╭─ Provided data
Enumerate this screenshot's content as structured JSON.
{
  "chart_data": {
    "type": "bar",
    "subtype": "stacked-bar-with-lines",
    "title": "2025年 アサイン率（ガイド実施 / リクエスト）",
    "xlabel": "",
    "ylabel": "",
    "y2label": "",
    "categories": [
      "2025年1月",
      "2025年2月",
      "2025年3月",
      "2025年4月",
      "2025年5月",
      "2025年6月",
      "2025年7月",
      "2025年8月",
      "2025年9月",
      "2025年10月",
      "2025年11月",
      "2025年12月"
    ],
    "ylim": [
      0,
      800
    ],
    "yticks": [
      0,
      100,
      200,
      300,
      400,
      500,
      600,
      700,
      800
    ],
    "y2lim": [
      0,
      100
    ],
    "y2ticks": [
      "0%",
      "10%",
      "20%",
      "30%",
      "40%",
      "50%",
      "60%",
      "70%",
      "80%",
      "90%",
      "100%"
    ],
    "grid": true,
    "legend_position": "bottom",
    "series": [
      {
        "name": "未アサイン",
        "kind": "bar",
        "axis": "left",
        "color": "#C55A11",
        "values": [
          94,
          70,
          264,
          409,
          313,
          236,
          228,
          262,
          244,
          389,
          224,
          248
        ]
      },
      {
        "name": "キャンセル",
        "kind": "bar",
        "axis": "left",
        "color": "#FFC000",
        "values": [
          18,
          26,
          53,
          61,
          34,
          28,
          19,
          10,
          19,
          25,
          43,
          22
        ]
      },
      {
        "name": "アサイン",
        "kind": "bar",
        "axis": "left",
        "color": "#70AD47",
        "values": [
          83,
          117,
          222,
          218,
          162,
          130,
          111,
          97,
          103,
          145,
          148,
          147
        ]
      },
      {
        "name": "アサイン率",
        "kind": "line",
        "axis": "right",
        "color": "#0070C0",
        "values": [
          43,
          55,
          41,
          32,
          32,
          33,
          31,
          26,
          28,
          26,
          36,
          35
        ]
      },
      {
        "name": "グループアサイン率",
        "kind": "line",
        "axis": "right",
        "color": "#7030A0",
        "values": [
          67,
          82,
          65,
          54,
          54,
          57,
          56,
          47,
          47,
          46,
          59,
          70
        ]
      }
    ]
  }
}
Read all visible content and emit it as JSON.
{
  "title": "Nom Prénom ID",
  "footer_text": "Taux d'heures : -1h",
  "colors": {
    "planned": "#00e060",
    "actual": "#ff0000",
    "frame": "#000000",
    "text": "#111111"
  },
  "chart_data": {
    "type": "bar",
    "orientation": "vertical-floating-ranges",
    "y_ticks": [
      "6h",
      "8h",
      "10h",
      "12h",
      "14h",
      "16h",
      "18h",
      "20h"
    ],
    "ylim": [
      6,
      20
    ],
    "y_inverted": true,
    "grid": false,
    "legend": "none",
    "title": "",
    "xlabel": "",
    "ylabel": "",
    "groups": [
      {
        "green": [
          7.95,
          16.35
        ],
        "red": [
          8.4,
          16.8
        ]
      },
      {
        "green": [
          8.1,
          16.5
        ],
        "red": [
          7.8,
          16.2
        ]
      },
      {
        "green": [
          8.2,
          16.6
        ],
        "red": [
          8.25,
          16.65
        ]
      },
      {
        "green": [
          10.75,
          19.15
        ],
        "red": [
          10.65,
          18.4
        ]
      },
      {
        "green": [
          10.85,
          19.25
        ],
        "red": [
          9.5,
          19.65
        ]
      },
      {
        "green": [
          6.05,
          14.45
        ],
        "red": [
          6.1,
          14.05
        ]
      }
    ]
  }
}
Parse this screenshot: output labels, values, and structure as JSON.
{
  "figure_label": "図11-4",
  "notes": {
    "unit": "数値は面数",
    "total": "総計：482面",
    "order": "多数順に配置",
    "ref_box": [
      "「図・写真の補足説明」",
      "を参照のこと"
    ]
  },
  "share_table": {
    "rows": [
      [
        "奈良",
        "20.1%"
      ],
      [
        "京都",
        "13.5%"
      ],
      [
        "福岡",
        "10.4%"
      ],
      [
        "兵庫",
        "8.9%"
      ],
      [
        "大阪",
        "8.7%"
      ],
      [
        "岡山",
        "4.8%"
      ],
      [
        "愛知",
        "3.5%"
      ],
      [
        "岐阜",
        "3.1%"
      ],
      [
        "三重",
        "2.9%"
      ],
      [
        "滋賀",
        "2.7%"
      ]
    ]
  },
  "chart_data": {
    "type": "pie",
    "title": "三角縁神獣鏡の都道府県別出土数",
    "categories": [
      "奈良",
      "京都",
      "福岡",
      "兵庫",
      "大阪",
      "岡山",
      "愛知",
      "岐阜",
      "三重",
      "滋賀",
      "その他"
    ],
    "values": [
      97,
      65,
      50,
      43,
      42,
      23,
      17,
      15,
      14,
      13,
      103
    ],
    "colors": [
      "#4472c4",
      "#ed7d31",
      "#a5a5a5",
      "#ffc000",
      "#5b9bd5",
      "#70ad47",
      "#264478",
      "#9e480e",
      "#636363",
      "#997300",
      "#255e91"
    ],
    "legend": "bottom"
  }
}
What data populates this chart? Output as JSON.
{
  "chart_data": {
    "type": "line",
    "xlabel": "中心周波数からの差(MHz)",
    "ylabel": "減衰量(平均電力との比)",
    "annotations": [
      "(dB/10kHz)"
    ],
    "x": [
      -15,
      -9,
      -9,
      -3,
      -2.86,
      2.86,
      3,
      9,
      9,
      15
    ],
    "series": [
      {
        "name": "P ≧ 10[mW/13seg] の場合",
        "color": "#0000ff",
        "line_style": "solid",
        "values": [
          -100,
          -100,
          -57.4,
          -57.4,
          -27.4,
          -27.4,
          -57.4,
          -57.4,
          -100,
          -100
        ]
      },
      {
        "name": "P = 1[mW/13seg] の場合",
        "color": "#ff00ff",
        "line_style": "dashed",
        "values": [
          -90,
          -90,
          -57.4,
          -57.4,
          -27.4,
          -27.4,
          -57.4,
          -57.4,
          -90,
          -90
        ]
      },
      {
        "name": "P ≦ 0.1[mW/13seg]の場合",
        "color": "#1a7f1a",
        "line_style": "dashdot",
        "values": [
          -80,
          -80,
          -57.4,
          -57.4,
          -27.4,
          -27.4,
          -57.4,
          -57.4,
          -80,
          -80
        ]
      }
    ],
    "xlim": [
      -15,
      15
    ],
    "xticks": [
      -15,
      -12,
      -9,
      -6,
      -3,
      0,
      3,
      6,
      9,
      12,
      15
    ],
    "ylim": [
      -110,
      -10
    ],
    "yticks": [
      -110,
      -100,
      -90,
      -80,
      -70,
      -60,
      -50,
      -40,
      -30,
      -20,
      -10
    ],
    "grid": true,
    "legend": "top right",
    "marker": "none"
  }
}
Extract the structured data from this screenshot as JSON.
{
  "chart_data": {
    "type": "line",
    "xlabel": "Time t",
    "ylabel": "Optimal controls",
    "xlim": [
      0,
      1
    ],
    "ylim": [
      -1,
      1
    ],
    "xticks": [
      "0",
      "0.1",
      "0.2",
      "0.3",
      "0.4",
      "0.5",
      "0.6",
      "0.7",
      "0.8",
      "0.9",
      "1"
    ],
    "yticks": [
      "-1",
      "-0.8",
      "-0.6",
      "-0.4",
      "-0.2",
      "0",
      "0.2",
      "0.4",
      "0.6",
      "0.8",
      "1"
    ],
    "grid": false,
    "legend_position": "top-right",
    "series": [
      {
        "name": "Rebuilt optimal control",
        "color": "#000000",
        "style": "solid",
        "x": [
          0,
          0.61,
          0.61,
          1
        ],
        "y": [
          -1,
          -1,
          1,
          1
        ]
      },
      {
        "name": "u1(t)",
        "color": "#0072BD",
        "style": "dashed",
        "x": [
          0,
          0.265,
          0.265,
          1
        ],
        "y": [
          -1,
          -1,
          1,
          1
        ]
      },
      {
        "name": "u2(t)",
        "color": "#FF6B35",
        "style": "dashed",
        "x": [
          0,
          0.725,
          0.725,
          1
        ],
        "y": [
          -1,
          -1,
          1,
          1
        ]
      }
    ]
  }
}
╰─
#### Your objective:
Filter the records above and return every line that holds the word "ylabel".

#### Full solution:
    "ylabel": "",
    "ylabel": "",
    "ylabel": "減衰量(平均電力との比)",
    "ylabel": "Optimal controls",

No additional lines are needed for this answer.